▶ **Stated exercise**
Retype the listing that follows, word for word.

▶ **Data excerpts**
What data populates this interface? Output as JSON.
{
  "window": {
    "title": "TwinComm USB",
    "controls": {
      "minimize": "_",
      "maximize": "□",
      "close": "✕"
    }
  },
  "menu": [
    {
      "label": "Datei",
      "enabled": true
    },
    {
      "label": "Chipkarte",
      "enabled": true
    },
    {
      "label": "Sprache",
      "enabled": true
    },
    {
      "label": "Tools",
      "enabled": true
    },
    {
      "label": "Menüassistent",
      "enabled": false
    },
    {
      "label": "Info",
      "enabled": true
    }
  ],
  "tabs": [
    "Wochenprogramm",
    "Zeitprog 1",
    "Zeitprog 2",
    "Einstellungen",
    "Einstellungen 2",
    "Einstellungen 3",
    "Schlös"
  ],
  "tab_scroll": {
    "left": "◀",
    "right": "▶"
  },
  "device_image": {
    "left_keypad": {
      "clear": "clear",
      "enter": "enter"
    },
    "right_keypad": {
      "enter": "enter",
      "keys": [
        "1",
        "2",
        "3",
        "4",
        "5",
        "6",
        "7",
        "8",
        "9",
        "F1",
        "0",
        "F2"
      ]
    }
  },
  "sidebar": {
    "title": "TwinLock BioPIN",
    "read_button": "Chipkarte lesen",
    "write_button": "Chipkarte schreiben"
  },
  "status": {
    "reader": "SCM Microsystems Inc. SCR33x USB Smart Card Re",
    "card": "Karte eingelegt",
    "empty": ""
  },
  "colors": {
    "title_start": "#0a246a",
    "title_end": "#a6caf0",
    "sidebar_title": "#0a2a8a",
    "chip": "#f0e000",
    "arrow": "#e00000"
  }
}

▶ **Exercise solution**
What data populates this interface? Output as JSON.
{
  "window": {
    "title": "TwinComm USB",
    "controls": {
      "minimize": "_",
      "maximize": "□",
      "close": "✕"
    }
  },
  "menu": [
    {
      "label": "Datei",
      "enabled": true
    },
    {
      "label": "Chipkarte",
      "enabled": true
    },
    {
      "label": "Sprache",
      "enabled": true
    },
    {
      "label": "Tools",
      "enabled": true
    },
    {
      "label": "Menüassistent",
      "enabled": false
    },
    {
      "label": "Info",
      "enabled": true
    }
  ],
  "tabs": [
    "Wochenprogramm",
    "Zeitprog 1",
    "Zeitprog 2",
    "Einstellungen",
    "Einstellungen 2",
    "Einstellungen 3",
    "Schlös"
  ],
  "tab_scroll": {
    "left": "◀",
    "right": "▶"
  },
  "device_image": {
    "left_keypad": {
      "clear": "clear",
      "enter": "enter"
    },
    "right_keypad": {
      "enter": "enter",
      "keys": [
        "1",
        "2",
        "3",
        "4",
        "5",
        "6",
        "7",
        "8",
        "9",
        "F1",
        "0",
        "F2"
      ]
    }
  },
  "sidebar": {
    "title": "TwinLock BioPIN",
    "read_button": "Chipkarte lesen",
    "write_button": "Chipkarte schreiben"
  },
  "status": {
    "reader": "SCM Microsystems Inc. SCR33x USB Smart Card Re",
    "card": "Karte eingelegt",
    "empty": ""
  },
  "colors": {
    "title_start": "#0a246a",
    "title_end": "#a6caf0",
    "sidebar_title": "#0a2a8a",
    "chip": "#f0e000",
    "arrow": "#e00000"
  }
}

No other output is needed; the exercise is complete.